## Given task
Copy out the complete listing, word for word.

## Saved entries

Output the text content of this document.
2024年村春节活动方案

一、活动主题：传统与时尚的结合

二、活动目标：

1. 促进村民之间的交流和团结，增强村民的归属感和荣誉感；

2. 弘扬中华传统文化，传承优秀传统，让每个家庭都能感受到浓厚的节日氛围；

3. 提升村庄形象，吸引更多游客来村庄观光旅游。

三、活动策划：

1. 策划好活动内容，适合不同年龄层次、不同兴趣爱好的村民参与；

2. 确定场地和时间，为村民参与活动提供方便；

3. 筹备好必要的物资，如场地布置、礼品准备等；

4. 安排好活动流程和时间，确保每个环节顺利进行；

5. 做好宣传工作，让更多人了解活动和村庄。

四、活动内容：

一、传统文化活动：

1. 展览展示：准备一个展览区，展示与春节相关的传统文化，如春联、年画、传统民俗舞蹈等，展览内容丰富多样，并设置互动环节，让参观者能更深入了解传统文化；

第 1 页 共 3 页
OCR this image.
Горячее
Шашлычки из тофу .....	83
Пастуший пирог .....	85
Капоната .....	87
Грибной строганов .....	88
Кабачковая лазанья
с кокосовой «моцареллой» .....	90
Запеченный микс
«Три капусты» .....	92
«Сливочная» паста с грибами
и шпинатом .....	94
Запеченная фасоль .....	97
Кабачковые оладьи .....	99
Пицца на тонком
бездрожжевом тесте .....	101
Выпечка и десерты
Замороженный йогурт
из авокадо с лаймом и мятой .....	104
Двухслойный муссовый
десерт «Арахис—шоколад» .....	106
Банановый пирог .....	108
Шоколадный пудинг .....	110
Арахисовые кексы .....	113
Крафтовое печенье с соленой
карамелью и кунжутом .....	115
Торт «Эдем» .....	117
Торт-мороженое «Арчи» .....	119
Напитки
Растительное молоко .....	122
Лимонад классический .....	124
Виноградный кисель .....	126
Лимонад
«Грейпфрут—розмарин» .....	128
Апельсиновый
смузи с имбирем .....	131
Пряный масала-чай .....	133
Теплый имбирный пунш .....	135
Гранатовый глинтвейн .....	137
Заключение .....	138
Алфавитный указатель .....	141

## Written response
Output the text content of this document.
2024年村春节活动方案

一、活动主题：传统与时尚的结合

二、活动目标：

1. 促进村民之间的交流和团结，增强村民的归属感和荣誉感；

2. 弘扬中华传统文化，传承优秀传统，让每个家庭都能感受到浓厚的节日氛围；

3. 提升村庄形象，吸引更多游客来村庄观光旅游。

三、活动策划：

1. 策划好活动内容，适合不同年龄层次、不同兴趣爱好的村民参与；

2. 确定场地和时间，为村民参与活动提供方便；

3. 筹备好必要的物资，如场地布置、礼品准备等；

4. 安排好活动流程和时间，确保每个环节顺利进行；

5. 做好宣传工作，让更多人了解活动和村庄。

四、活动内容：

一、传统文化活动：

1. 展览展示：准备一个展览区，展示与春节相关的传统文化，如春联、年画、传统民俗舞蹈等，展览内容丰富多样，并设置互动环节，让参观者能更深入了解传统文化；

第 1 页 共 3 页
OCR this image.
Горячее
Шашлычки из тофу .....	83
Пастуший пирог .....	85
Капоната .....	87
Грибной строганов .....	88
Кабачковая лазанья
с кокосовой «моцареллой» .....	90
Запеченный микс
«Три капусты» .....	92
«Сливочная» паста с грибами
и шпинатом .....	94
Запеченная фасоль .....	97
Кабачковые оладьи .....	99
Пицца на тонком
бездрожжевом тесте .....	101
Выпечка и десерты
Замороженный йогурт
из авокадо с лаймом и мятой .....	104
Двухслойный муссовый
десерт «Арахис—шоколад» .....	106
Банановый пирог .....	108
Шоколадный пудинг .....	110
Арахисовые кексы .....	113
Крафтовое печенье с соленой
карамелью и кунжутом .....	115
Торт «Эдем» .....	117
Торт-мороженое «Арчи» .....	119
Напитки
Растительное молоко .....	122
Лимонад классический .....	124
Виноградный кисель .....	126
Лимонад
«Грейпфрут—розмарин» .....	128
Апельсиновый
смузи с имбирем .....	131
Пряный масала-чай .....	133
Теплый имбирный пунш .....	135
Гранатовый глинтвейн .....	137
Заключение .....	138
Алфавитный указатель .....	141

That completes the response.